* [Task to complete]: Reproduce all of the data that follows, character for character.

* [Data entries]:
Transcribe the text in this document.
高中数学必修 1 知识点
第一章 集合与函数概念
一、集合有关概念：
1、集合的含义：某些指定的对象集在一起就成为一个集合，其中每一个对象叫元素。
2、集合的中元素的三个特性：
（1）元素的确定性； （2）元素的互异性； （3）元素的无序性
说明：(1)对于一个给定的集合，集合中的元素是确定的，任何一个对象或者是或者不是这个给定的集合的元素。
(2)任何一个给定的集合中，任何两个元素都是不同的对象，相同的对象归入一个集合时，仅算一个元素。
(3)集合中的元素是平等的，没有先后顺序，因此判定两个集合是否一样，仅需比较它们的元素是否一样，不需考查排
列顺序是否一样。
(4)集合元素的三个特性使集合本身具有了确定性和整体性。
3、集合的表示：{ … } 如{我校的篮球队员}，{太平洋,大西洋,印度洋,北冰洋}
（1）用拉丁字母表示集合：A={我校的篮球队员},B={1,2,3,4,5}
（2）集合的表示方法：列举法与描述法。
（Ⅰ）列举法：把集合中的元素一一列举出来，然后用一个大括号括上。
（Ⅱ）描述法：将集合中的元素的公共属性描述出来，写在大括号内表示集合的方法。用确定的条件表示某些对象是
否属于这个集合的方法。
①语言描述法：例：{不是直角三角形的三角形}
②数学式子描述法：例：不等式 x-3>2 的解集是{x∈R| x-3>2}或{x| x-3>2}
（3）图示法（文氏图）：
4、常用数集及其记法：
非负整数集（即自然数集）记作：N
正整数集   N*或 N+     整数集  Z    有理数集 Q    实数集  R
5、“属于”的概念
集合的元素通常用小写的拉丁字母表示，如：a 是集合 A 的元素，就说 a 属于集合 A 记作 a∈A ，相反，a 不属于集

* [Reply to the exercise]:
Transcribe the text in this document.
高中数学必修 1 知识点
第一章 集合与函数概念
一、集合有关概念：
1、集合的含义：某些指定的对象集在一起就成为一个集合，其中每一个对象叫元素。
2、集合的中元素的三个特性：
（1）元素的确定性； （2）元素的互异性； （3）元素的无序性
说明：(1)对于一个给定的集合，集合中的元素是确定的，任何一个对象或者是或者不是这个给定的集合的元素。
(2)任何一个给定的集合中，任何两个元素都是不同的对象，相同的对象归入一个集合时，仅算一个元素。
(3)集合中的元素是平等的，没有先后顺序，因此判定两个集合是否一样，仅需比较它们的元素是否一样，不需考查排
列顺序是否一样。
(4)集合元素的三个特性使集合本身具有了确定性和整体性。
3、集合的表示：{ … } 如{我校的篮球队员}，{太平洋,大西洋,印度洋,北冰洋}
（1）用拉丁字母表示集合：A={我校的篮球队员},B={1,2,3,4,5}
（2）集合的表示方法：列举法与描述法。
（Ⅰ）列举法：把集合中的元素一一列举出来，然后用一个大括号括上。
（Ⅱ）描述法：将集合中的元素的公共属性描述出来，写在大括号内表示集合的方法。用确定的条件表示某些对象是
否属于这个集合的方法。
①语言描述法：例：{不是直角三角形的三角形}
②数学式子描述法：例：不等式 x-3>2 的解集是{x∈R| x-3>2}或{x| x-3>2}
（3）图示法（文氏图）：
4、常用数集及其记法：
非负整数集（即自然数集）记作：N
正整数集   N*或 N+     整数集  Z    有理数集 Q    实数集  R
5、“属于”的概念
集合的元素通常用小写的拉丁字母表示，如：a 是集合 A 的元素，就说 a 属于集合 A 记作 a∈A ，相反，a 不属于集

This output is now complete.